[begin Input data]

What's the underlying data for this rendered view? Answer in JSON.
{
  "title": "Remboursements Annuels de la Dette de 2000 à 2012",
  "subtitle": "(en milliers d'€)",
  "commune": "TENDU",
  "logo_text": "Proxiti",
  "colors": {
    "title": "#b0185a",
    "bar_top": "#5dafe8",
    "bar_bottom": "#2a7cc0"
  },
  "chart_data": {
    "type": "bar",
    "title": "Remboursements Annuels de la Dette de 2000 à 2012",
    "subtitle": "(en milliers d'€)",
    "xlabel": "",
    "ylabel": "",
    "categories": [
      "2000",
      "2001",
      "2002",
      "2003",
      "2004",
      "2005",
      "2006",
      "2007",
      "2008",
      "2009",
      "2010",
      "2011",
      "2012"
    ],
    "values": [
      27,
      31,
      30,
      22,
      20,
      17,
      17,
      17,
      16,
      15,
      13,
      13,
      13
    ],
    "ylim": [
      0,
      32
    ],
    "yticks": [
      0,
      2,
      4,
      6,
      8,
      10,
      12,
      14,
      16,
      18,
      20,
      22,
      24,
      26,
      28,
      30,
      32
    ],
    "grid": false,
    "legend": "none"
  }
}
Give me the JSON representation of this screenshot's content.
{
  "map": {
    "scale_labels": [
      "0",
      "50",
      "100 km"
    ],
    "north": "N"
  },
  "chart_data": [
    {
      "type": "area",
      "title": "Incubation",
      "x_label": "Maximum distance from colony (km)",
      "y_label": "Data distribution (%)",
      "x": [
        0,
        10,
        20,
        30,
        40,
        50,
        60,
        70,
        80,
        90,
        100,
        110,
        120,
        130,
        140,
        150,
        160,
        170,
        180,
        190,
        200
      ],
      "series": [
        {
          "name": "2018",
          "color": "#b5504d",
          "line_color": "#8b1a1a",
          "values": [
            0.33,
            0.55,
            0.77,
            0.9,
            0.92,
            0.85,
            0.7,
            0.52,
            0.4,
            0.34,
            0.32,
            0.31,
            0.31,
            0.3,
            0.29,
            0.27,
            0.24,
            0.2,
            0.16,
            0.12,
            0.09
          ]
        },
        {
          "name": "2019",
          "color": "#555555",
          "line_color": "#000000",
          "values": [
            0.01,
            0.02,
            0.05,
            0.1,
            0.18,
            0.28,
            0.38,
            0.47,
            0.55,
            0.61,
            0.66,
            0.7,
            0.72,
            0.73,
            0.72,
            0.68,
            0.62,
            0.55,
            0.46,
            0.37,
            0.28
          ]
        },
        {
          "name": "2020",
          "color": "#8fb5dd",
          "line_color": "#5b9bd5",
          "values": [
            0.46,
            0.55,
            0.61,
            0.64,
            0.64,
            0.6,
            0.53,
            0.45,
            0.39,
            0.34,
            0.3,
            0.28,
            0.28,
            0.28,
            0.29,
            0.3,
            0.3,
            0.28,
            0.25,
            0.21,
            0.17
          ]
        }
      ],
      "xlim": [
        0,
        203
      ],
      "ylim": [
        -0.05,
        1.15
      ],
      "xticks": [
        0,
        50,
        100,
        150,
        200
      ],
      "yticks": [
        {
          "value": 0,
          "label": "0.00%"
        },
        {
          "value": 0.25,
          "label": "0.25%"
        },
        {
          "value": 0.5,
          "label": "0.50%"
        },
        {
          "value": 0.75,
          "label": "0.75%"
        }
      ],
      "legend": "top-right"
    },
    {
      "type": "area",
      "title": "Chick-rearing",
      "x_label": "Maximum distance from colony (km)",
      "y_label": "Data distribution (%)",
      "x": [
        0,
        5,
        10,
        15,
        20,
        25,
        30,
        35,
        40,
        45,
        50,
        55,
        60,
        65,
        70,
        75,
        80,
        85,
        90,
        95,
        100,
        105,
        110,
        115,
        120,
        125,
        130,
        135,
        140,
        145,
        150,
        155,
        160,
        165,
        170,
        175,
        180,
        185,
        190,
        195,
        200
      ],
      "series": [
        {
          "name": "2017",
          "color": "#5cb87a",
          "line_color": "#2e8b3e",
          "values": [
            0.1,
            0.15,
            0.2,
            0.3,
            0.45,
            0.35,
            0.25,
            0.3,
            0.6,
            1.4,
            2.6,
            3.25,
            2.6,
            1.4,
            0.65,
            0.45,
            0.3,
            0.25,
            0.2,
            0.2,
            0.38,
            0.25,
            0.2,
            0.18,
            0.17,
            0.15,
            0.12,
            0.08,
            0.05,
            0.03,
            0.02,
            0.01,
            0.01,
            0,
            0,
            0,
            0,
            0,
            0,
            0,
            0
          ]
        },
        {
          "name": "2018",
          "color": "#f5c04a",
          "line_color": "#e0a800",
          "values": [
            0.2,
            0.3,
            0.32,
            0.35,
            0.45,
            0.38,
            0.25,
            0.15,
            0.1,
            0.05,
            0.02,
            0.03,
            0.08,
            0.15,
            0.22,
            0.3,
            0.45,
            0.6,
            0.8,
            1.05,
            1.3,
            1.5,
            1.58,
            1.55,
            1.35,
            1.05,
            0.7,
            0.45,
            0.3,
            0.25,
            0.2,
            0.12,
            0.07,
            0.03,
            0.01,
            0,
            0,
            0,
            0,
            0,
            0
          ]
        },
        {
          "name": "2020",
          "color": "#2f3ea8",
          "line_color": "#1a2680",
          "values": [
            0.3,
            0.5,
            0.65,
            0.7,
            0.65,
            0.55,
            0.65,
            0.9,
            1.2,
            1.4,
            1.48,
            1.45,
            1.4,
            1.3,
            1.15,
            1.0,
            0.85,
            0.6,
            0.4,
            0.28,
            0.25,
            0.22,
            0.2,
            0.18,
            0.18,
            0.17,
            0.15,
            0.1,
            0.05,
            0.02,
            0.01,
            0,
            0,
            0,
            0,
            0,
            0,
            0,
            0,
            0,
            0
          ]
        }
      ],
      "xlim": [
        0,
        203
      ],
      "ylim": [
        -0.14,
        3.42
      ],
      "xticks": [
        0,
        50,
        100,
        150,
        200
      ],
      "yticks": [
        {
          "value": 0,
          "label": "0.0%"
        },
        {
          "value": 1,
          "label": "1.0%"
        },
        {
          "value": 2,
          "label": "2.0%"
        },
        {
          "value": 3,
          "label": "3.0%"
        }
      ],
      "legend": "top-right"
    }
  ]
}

[end Input data]

Repeat all the records. Match each line exactly.

◆ Result for this task
What's the underlying data for this rendered view? Answer in JSON.
{
  "title": "Remboursements Annuels de la Dette de 2000 à 2012",
  "subtitle": "(en milliers d'€)",
  "commune": "TENDU",
  "logo_text": "Proxiti",
  "colors": {
    "title": "#b0185a",
    "bar_top": "#5dafe8",
    "bar_bottom": "#2a7cc0"
  },
  "chart_data": {
    "type": "bar",
    "title": "Remboursements Annuels de la Dette de 2000 à 2012",
    "subtitle": "(en milliers d'€)",
    "xlabel": "",
    "ylabel": "",
    "categories": [
      "2000",
      "2001",
      "2002",
      "2003",
      "2004",
      "2005",
      "2006",
      "2007",
      "2008",
      "2009",
      "2010",
      "2011",
      "2012"
    ],
    "values": [
      27,
      31,
      30,
      22,
      20,
      17,
      17,
      17,
      16,
      15,
      13,
      13,
      13
    ],
    "ylim": [
      0,
      32
    ],
    "yticks": [
      0,
      2,
      4,
      6,
      8,
      10,
      12,
      14,
      16,
      18,
      20,
      22,
      24,
      26,
      28,
      30,
      32
    ],
    "grid": false,
    "legend": "none"
  }
}
Give me the JSON representation of this screenshot's content.
{
  "map": {
    "scale_labels": [
      "0",
      "50",
      "100 km"
    ],
    "north": "N"
  },
  "chart_data": [
    {
      "type": "area",
      "title": "Incubation",
      "x_label": "Maximum distance from colony (km)",
      "y_label": "Data distribution (%)",
      "x": [
        0,
        10,
        20,
        30,
        40,
        50,
        60,
        70,
        80,
        90,
        100,
        110,
        120,
        130,
        140,
        150,
        160,
        170,
        180,
        190,
        200
      ],
      "series": [
        {
          "name": "2018",
          "color": "#b5504d",
          "line_color": "#8b1a1a",
          "values": [
            0.33,
            0.55,
            0.77,
            0.9,
            0.92,
            0.85,
            0.7,
            0.52,
            0.4,
            0.34,
            0.32,
            0.31,
            0.31,
            0.3,
            0.29,
            0.27,
            0.24,
            0.2,
            0.16,
            0.12,
            0.09
          ]
        },
        {
          "name": "2019",
          "color": "#555555",
          "line_color": "#000000",
          "values": [
            0.01,
            0.02,
            0.05,
            0.1,
            0.18,
            0.28,
            0.38,
            0.47,
            0.55,
            0.61,
            0.66,
            0.7,
            0.72,
            0.73,
            0.72,
            0.68,
            0.62,
            0.55,
            0.46,
            0.37,
            0.28
          ]
        },
        {
          "name": "2020",
          "color": "#8fb5dd",
          "line_color": "#5b9bd5",
          "values": [
            0.46,
            0.55,
            0.61,
            0.64,
            0.64,
            0.6,
            0.53,
            0.45,
            0.39,
            0.34,
            0.3,
            0.28,
            0.28,
            0.28,
            0.29,
            0.3,
            0.3,
            0.28,
            0.25,
            0.21,
            0.17
          ]
        }
      ],
      "xlim": [
        0,
        203
      ],
      "ylim": [
        -0.05,
        1.15
      ],
      "xticks": [
        0,
        50,
        100,
        150,
        200
      ],
      "yticks": [
        {
          "value": 0,
          "label": "0.00%"
        },
        {
          "value": 0.25,
          "label": "0.25%"
        },
        {
          "value": 0.5,
          "label": "0.50%"
        },
        {
          "value": 0.75,
          "label": "0.75%"
        }
      ],
      "legend": "top-right"
    },
    {
      "type": "area",
      "title": "Chick-rearing",
      "x_label": "Maximum distance from colony (km)",
      "y_label": "Data distribution (%)",
      "x": [
        0,
        5,
        10,
        15,
        20,
        25,
        30,
        35,
        40,
        45,
        50,
        55,
        60,
        65,
        70,
        75,
        80,
        85,
        90,
        95,
        100,
        105,
        110,
        115,
        120,
        125,
        130,
        135,
        140,
        145,
        150,
        155,
        160,
        165,
        170,
        175,
        180,
        185,
        190,
        195,
        200
      ],
      "series": [
        {
          "name": "2017",
          "color": "#5cb87a",
          "line_color": "#2e8b3e",
          "values": [
            0.1,
            0.15,
            0.2,
            0.3,
            0.45,
            0.35,
            0.25,
            0.3,
            0.6,
            1.4,
            2.6,
            3.25,
            2.6,
            1.4,
            0.65,
            0.45,
            0.3,
            0.25,
            0.2,
            0.2,
            0.38,
            0.25,
            0.2,
            0.18,
            0.17,
            0.15,
            0.12,
            0.08,
            0.05,
            0.03,
            0.02,
            0.01,
            0.01,
            0,
            0,
            0,
            0,
            0,
            0,
            0,
            0
          ]
        },
        {
          "name": "2018",
          "color": "#f5c04a",
          "line_color": "#e0a800",
          "values": [
            0.2,
            0.3,
            0.32,
            0.35,
            0.45,
            0.38,
            0.25,
            0.15,
            0.1,
            0.05,
            0.02,
            0.03,
            0.08,
            0.15,
            0.22,
            0.3,
            0.45,
            0.6,
            0.8,
            1.05,
            1.3,
            1.5,
            1.58,
            1.55,
            1.35,
            1.05,
            0.7,
            0.45,
            0.3,
            0.25,
            0.2,
            0.12,
            0.07,
            0.03,
            0.01,
            0,
            0,
            0,
            0,
            0,
            0
          ]
        },
        {
          "name": "2020",
          "color": "#2f3ea8",
          "line_color": "#1a2680",
          "values": [
            0.3,
            0.5,
            0.65,
            0.7,
            0.65,
            0.55,
            0.65,
            0.9,
            1.2,
            1.4,
            1.48,
            1.45,
            1.4,
            1.3,
            1.15,
            1.0,
            0.85,
            0.6,
            0.4,
            0.28,
            0.25,
            0.22,
            0.2,
            0.18,
            0.18,
            0.17,
            0.15,
            0.1,
            0.05,
            0.02,
            0.01,
            0,
            0,
            0,
            0,
            0,
            0,
            0,
            0,
            0,
            0
          ]
        }
      ],
      "xlim": [
        0,
        203
      ],
      "ylim": [
        -0.14,
        3.42
      ],
      "xticks": [
        0,
        50,
        100,
        150,
        200
      ],
      "yticks": [
        {
          "value": 0,
          "label": "0.0%"
        },
        {
          "value": 1,
          "label": "1.0%"
        },
        {
          "value": 2,
          "label": "2.0%"
        },
        {
          "value": 3,
          "label": "3.0%"
        }
      ],
      "legend": "top-right"
    }
  ]
}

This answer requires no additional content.